> **Required work**
• 1. Using the abstract on muscle weakness, cognitive impairment and balance, decide whether each statement agrees with it: (a) the study group had more women than men; (b) the study followed patients' balance over time; (c) the Traumatic Risk Identikit Parma study set out to identify risk factors for falling in older outpatients. For each statement, answer yes or no and quote the words from the abstract that decide it.
• 2. Return a verbatim passage from the abstract: the part that opens with the words containing "METHODS: Two hundred" and closes with "in older outpatients.".

Literature DB >> 30174417

Muscle weakness, cognitive impairment and their interaction on altered balance in elderly outpatients: results from the TRIP observational study.

Fulvio Lauretani1,2, Marcello Maggio1,2, Andrea Ticinesi1,2, Claudio Tana1,2, Beatrice Prati1,2, Luciano Gionti1,2, Antonio Nouvenne1,2, Tiziana Meschi1,2.   

Abstract

BACKGROUND: The determinants of altered balance in older subjects and, particularly, the contribution of muscle strength and cognitive impairment are still uncertain. We hypothesized that both these conditions and their interactions could affect balance in older persons. To address this hypothesis, we studied the cross-sectional association between handgrip strength and balance performance in subjects with and without cognitive impairment.
METHODS: Two hundred and sixty-three elderly outpatients (104 men and 159 women, aged 81.44 ± 7.36 years) were evaluated for the comprehensive geriatric assessment. The patients were enrolled from the cross-sectional observational Traumatic Risk Identikit Parma study that was aimed at identifying risk factors for falling in older outpatients.

> **Raw data**
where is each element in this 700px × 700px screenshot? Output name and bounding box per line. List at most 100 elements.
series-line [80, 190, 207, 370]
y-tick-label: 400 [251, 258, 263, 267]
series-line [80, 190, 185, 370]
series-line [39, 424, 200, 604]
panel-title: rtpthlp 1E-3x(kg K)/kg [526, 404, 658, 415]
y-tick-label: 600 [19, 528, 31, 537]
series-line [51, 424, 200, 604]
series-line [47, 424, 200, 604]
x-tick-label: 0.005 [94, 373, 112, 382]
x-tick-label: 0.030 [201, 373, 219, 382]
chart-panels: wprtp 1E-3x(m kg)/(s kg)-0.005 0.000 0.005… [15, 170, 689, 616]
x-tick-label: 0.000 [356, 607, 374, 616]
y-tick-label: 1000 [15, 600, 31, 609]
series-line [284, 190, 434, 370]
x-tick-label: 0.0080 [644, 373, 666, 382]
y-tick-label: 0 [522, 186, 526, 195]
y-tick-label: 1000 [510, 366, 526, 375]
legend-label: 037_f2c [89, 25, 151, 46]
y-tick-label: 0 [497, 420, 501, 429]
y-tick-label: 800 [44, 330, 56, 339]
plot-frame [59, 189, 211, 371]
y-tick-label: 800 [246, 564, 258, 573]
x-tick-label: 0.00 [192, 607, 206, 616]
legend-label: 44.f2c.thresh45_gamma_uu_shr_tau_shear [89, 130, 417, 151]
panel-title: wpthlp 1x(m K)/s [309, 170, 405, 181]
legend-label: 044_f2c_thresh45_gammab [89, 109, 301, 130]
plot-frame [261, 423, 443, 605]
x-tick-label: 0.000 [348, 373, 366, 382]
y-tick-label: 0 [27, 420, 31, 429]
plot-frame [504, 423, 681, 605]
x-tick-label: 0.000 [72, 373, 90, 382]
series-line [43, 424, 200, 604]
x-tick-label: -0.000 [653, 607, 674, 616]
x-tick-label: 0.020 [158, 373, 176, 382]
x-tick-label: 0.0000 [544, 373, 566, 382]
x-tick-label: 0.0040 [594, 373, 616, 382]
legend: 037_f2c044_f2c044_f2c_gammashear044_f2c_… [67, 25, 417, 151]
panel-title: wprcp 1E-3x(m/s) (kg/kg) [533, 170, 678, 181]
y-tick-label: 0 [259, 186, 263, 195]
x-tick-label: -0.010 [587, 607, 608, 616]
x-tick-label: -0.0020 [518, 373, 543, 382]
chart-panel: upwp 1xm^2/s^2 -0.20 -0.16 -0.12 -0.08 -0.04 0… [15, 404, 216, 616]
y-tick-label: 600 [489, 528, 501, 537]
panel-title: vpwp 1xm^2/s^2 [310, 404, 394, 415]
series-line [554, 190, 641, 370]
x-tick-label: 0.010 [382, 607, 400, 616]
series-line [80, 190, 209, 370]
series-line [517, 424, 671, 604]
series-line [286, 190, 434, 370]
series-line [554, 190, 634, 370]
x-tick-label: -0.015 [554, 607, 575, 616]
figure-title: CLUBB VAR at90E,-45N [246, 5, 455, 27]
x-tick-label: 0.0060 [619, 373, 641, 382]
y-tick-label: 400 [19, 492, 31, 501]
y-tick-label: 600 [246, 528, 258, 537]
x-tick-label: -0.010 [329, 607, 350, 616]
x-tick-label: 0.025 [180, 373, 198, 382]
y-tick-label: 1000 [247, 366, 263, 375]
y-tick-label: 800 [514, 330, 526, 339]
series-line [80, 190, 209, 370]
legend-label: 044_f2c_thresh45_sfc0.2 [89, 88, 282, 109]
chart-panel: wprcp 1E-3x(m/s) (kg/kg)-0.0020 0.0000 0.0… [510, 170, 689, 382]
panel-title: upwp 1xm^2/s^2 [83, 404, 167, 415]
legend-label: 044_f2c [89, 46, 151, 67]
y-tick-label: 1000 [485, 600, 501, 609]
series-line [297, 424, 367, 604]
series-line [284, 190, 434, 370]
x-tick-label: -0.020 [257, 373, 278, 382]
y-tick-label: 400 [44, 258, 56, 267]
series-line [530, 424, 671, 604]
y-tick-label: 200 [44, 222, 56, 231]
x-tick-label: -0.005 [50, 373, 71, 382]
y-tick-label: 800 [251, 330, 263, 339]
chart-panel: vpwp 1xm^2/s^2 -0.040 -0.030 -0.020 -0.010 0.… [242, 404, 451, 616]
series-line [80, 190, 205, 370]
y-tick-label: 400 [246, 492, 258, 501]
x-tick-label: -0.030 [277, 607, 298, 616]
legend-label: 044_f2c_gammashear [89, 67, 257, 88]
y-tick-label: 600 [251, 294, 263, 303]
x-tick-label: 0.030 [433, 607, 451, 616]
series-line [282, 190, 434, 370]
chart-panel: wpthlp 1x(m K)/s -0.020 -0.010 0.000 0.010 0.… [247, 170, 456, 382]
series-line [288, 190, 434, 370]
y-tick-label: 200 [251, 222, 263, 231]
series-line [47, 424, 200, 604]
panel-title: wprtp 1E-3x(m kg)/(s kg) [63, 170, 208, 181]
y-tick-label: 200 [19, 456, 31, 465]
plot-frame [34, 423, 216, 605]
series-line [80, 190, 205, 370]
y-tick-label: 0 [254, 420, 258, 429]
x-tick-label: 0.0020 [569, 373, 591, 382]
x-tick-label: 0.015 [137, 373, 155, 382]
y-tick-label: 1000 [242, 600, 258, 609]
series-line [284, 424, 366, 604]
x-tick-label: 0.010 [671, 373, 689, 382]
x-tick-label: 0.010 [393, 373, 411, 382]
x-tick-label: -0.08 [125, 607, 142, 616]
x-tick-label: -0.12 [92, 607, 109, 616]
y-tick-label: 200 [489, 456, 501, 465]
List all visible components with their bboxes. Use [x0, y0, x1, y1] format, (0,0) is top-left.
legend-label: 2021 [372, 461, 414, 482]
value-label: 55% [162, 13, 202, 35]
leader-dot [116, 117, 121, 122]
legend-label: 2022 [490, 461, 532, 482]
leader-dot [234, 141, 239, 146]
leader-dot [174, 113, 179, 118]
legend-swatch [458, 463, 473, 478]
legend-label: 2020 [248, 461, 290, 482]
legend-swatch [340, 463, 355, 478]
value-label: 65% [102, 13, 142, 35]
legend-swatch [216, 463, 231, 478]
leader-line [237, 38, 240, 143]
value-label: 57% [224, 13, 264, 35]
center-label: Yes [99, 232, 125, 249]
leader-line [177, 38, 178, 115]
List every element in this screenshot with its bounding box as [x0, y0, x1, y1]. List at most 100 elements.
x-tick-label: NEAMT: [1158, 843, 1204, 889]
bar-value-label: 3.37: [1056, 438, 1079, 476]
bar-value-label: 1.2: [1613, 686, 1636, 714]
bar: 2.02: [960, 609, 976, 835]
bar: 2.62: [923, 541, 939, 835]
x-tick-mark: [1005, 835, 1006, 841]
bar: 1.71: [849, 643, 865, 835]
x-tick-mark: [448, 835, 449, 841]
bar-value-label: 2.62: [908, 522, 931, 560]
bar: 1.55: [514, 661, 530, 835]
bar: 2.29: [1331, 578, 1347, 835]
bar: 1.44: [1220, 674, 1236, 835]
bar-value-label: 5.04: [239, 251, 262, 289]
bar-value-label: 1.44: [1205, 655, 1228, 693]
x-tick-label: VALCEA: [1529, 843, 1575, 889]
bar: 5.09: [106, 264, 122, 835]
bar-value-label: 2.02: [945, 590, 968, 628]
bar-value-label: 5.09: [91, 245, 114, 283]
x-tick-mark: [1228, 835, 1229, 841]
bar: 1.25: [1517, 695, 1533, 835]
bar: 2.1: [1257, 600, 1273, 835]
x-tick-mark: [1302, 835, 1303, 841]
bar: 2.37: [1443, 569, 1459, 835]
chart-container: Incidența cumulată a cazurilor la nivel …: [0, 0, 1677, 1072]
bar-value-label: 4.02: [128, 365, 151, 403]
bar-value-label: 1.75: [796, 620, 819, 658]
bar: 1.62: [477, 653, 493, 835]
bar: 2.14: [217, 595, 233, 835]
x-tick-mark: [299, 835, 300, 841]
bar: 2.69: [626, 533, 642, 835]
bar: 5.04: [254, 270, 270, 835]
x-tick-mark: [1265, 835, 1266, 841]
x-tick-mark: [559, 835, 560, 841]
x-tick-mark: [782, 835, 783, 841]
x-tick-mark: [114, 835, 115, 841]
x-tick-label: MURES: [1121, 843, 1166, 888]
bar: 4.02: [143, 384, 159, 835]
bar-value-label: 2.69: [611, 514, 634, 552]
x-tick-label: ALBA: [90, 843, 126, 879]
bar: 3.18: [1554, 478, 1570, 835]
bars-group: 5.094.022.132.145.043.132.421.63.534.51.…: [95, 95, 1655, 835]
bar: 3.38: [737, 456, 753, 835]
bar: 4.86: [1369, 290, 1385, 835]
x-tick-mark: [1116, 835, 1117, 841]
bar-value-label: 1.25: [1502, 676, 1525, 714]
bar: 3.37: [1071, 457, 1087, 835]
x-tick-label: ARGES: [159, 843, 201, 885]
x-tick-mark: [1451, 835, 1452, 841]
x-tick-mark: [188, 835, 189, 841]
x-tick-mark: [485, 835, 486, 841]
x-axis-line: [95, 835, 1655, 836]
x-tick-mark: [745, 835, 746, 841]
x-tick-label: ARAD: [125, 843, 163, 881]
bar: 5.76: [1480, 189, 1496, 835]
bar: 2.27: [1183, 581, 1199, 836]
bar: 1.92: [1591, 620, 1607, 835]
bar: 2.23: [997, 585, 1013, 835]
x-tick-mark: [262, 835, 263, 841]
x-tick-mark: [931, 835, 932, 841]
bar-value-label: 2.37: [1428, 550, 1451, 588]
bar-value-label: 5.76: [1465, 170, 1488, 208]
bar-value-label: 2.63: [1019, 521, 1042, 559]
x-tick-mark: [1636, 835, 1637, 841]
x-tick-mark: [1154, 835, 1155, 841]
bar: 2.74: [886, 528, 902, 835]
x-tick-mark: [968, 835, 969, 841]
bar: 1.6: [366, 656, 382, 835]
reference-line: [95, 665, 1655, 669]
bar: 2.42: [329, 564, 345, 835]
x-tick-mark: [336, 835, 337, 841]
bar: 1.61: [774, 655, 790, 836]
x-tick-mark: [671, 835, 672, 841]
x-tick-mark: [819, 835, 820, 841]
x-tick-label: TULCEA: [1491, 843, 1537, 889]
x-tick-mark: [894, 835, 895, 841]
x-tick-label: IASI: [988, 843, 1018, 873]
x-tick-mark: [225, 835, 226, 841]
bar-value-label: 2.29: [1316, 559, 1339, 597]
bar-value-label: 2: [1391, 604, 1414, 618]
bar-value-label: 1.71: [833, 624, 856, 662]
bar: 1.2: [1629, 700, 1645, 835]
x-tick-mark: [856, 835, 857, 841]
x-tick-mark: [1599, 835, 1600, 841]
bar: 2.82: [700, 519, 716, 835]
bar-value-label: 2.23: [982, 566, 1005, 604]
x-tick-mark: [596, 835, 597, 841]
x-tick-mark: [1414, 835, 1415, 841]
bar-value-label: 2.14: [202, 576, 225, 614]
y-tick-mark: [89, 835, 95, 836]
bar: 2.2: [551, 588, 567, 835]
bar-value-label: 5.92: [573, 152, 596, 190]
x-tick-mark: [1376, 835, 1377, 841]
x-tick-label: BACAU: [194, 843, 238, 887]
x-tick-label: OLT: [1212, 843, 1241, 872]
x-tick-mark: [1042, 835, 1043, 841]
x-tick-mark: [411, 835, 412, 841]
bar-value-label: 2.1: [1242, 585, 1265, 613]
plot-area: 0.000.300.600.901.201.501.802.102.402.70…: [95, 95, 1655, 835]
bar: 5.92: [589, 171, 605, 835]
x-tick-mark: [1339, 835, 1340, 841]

> **Exercise answers**
• 1.
(a) Yes: "104 men and 159 women"
(b) No: "we studied the cross-sectional association between handgrip strength and balance performance"
(c) Yes: "aimed at identifying risk factors for falling in older outpatients"

• 2.
METHODS: Two hundred and sixty-three elderly outpatients (104 men and 159 women, aged 81.44 ± 7.36 years) were evaluated for the comprehensive geriatric assessment. The patients were enrolled from the cross-sectional observational Traumatic Risk Identikit Parma study that was aimed at identifying risk factors for falling in older outpatients.